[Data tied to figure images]
☆ ☆ ☆
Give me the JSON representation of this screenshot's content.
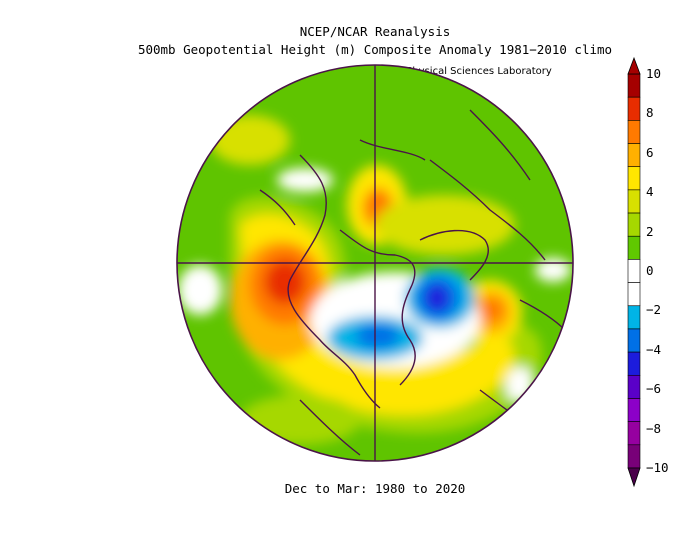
{
  "header": {
    "title_line1": "NCEP/NCAR Reanalysis",
    "title_line2": "500mb Geopotential Height (m) Composite Anomaly 1981−2010 climo",
    "credit": "NOAA Physical Sciences Laboratory"
  },
  "footer": {
    "period": "Dec to Mar: 1980 to 2020"
  },
  "colorbar": {
    "labels": [
      "10",
      "8",
      "6",
      "4",
      "2",
      "0",
      "−2",
      "−4",
      "−6",
      "−8",
      "−10"
    ],
    "colors": [
      "#a50000",
      "#e82d00",
      "#ff7a00",
      "#ffb000",
      "#ffe600",
      "#d8e000",
      "#a6d800",
      "#60c800",
      "#ffffff",
      "#ffffff",
      "#00b4e6",
      "#0070e6",
      "#1c1cdc",
      "#5a00c8",
      "#8c00c8",
      "#9600a0",
      "#780078"
    ]
  },
  "map": {
    "projection": "polar-stereographic",
    "hemisphere": "north",
    "background_color": "#5fc400",
    "outline_color": "#4a1448",
    "anomaly_features": [
      {
        "name": "ridge-west-coast",
        "sign": "positive",
        "peak_m": 10
      },
      {
        "name": "ridge-europe",
        "sign": "positive",
        "peak_m": 8
      },
      {
        "name": "ridge-alaska-north",
        "sign": "positive",
        "peak_m": 6
      },
      {
        "name": "trough-eastern-north-america",
        "sign": "negative",
        "peak_m": -4
      },
      {
        "name": "trough-greenland-labrador",
        "sign": "negative",
        "peak_m": -6
      }
    ]
  }
}
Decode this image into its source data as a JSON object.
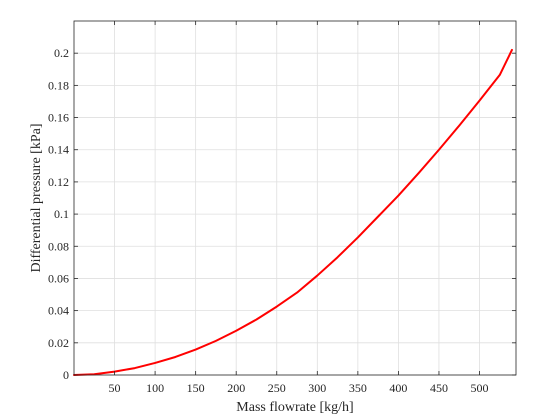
{
  "chart_data": {
    "type": "line",
    "title": "",
    "xlabel": "Mass flowrate [kg/h]",
    "ylabel": "Differential pressure [kPa]",
    "xlim": [
      0,
      545
    ],
    "ylim": [
      0,
      0.22
    ],
    "xticks": [
      50,
      100,
      150,
      200,
      250,
      300,
      350,
      400,
      450,
      500
    ],
    "xtick_labels": [
      "50",
      "100",
      "150",
      "200",
      "250",
      "300",
      "350",
      "400",
      "450",
      "500"
    ],
    "yticks": [
      0,
      0.02,
      0.04,
      0.06,
      0.08,
      0.1,
      0.12,
      0.14,
      0.16,
      0.18,
      0.2
    ],
    "ytick_labels": [
      "0",
      "0.02",
      "0.04",
      "0.06",
      "0.08",
      "0.1",
      "0.12",
      "0.14",
      "0.16",
      "0.18",
      "0.2"
    ],
    "grid": true,
    "series": [
      {
        "color": "#ff0000",
        "x": [
          0,
          25,
          50,
          75,
          100,
          125,
          150,
          175,
          200,
          225,
          250,
          275,
          300,
          325,
          350,
          375,
          400,
          425,
          450,
          475,
          500,
          525,
          540
        ],
        "y": [
          0,
          0.0005,
          0.0021,
          0.0043,
          0.0075,
          0.0112,
          0.0158,
          0.0212,
          0.0275,
          0.0345,
          0.0425,
          0.0512,
          0.0618,
          0.0732,
          0.0855,
          0.0985,
          0.1115,
          0.1255,
          0.14,
          0.155,
          0.1705,
          0.1865,
          0.202
        ]
      }
    ]
  }
}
☆ ☆ ☆
**WRITTEN PROBLEM**
Scan the material and collect every line that contains "ridge".

**EXERCISE SOLUTION**
        "name": "ridge-west-coast",
        "name": "ridge-europe",
        "name": "ridge-alaska-north",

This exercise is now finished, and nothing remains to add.